#### 演習のねらい
転職を重ねてもミスが続いた体験を語る文章を、最後の文の後から書き進めてください。

#### 検討用の文章
▬▬▬

麻薬中毒と同じですね、ここまでくると(笑)
そんな状態で転職してもうまくいくわけもありませんね。引っ越して、単身別の県に移ってまで頑張ろうとした僕はあっという間に研修期間で事実上の解雇。僕としては「特に大きなミスをしたわけでもないのにどうしてこうなったんだ。納得できない」と言う気持ちでした。実際にはたぶんミスを繰り返していたのが原因でしょうね。
そして、三度目の転職。今度はもう後もなく追い詰められ職業訓練を受けてから就職。ですが、もちろんミスはなくなりません。当然ですね、根本的な原因がわかってないのになくなるわけがありません。
そして、そのミスが起因となってパワハラを受け、精神的に病みはじめたところで退社。四度目の転職はもう正社員を希望するのも怖くなりアルバイトとなりました。
ですが、アルバイトでも無理といわんばかりにミスが続きます。今このアルバイト……まぁ要するにフリーターと言う状態に当たるわけなのですが、ここに一人の社員がいました。
この人が原因で自分の異常性に気付きました。ここではプライバシーのため今思いついた上条さんという名前を付けておきましょう。(とある小説からとってきたんだろうとか言うな。手元にたまたまあったんだから仕方ないのだよ)
さて、この上条さんですが、とても厳しい人です。ミスをしたら徹底的にそのミスの原因を洗い出すまでは許さず、結構きつい言葉も浴びせてきます。

▬▬▬

[ページレイアウト解析データ]
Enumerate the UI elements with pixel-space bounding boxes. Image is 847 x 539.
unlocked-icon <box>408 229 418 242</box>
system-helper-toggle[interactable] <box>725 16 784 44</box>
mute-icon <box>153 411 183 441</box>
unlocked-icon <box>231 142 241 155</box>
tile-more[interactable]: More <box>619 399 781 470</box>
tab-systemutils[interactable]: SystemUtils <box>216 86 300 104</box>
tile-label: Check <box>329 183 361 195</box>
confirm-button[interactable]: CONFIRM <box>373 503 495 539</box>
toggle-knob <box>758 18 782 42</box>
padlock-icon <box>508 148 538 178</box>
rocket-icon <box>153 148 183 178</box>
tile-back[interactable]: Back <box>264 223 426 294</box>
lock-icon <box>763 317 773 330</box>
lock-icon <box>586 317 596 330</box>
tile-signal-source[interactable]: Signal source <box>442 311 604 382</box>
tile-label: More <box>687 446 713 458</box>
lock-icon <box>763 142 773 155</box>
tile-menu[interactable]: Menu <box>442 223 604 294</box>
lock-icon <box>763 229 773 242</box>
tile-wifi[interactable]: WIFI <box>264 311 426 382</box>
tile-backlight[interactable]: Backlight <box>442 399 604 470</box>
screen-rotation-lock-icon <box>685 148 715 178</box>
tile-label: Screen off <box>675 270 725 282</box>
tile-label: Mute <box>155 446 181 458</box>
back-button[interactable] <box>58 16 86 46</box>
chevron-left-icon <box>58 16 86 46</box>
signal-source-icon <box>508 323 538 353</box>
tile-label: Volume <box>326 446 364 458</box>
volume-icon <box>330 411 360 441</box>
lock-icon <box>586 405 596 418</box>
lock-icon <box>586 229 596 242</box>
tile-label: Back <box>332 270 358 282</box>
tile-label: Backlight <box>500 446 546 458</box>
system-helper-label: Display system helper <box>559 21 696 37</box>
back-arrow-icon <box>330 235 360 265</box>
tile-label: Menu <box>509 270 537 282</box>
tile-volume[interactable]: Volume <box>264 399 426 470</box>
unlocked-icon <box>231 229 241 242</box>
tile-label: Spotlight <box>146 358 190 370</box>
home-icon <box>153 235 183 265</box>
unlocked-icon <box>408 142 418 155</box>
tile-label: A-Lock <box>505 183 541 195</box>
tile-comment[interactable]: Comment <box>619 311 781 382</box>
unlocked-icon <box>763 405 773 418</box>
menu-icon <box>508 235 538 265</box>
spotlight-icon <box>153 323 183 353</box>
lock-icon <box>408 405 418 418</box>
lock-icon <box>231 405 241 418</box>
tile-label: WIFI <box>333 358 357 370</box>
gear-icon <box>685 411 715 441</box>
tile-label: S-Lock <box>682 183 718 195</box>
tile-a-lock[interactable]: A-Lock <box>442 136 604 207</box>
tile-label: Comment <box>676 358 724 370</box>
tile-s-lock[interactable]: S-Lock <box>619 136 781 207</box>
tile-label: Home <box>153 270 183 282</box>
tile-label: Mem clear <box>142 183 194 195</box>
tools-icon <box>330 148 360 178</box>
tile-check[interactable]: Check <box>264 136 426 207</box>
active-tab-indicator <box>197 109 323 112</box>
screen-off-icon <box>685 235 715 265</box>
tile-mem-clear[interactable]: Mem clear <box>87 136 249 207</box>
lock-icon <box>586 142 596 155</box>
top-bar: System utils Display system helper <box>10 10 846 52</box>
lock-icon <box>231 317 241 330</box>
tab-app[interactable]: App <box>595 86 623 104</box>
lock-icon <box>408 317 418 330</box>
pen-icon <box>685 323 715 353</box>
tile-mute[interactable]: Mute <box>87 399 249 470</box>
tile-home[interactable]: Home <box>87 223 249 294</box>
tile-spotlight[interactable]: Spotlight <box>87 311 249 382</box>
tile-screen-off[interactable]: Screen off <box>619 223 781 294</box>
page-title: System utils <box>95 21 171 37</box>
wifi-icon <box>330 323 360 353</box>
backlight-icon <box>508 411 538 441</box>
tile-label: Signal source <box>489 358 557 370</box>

▬▬▬

#### 課題の結果
ですが、僕はなんとなくこの人の気持ちが伝わっていました。ただ怒ってるわけじゃない。ミスをしても立ち上がるために徹底的に付き合ってくれてるんだという事がわかりました。
それでもミスはなくなりません。僕はどんどん追い込まれ、自暴自棄になっていきます。
ここまで厳しいが優しい人に恵まれ、ここまで金銭面以外の環境が良くなった。借金も親が肩代わりして、もうこれこれ以上ないほど恵まれているのにどうして解決しないのか?
精神が壊れ初め、いつの間にか僕は公園のベンチで、どうやってこれから死のうかと言う事ばかり考えていました。
電車で魅かれるのが一瞬でいいかな?
首吊るのがオーソドックスかな?
包丁で刺すのはないな。急所うまくつける自信ないし。
ああ、そういえば頃合の川が近くにあったな。今から行ってみるかな?
ここまで追い詰められた僕を助けてくれたのは、僕が一番好きな作品のキャラクターでした。
どんな絶望にあってもあきらめない。何度も繰り返す姿を思い出し、僕自身の生命をつなぎとめる代わりに「ここまで辛く、苦しいのにそれでも戦えと言うのか」と言う絶望を植え付けました。
ですが、僕はもう一度その背中に憧れてしまいました。
僕は意を決して、ADHDの検査を受けました。
結果は重度のADHD。
前文にも書きましたが、あくまでチェックリストでの回答ですので、あくまで「重度のADHDの可能性あり」になるのですが、この結果を見たとき僕はこう思いました。
「僕のバカは薬をつけなきゃ治らない」
誰もそんな事言ってない。誰もそんな事思ってない。誰もそんな苦しみ理解してない。
だけどどうしようもなく、自分だけはそう思い知ったのです。
投薬治療を開始し、僕はどんどん自分の異常性に気付かされはじめました。
まず最初に、今は本屋さんでバイトしているのですが本を一冊棚にさそうとします。
作者のあいうえお順に並んでいて、タイトルと巻数を見てささないといけません。
僕は作者の名前とタイトルと巻数を確認しました。巻数は書かれていませんでしたので、それが一巻目と思いました。ですが、それは二巻目でした。
僕はデカデカと背表紙に書いてある巻数に気付きもしなかった。
次にホッチキスで止められた書類を見ていました。
まずはページをめくり何枚あるかを確認。二枚あると思いました。
そして、何度もページをめくり作業を勧めます。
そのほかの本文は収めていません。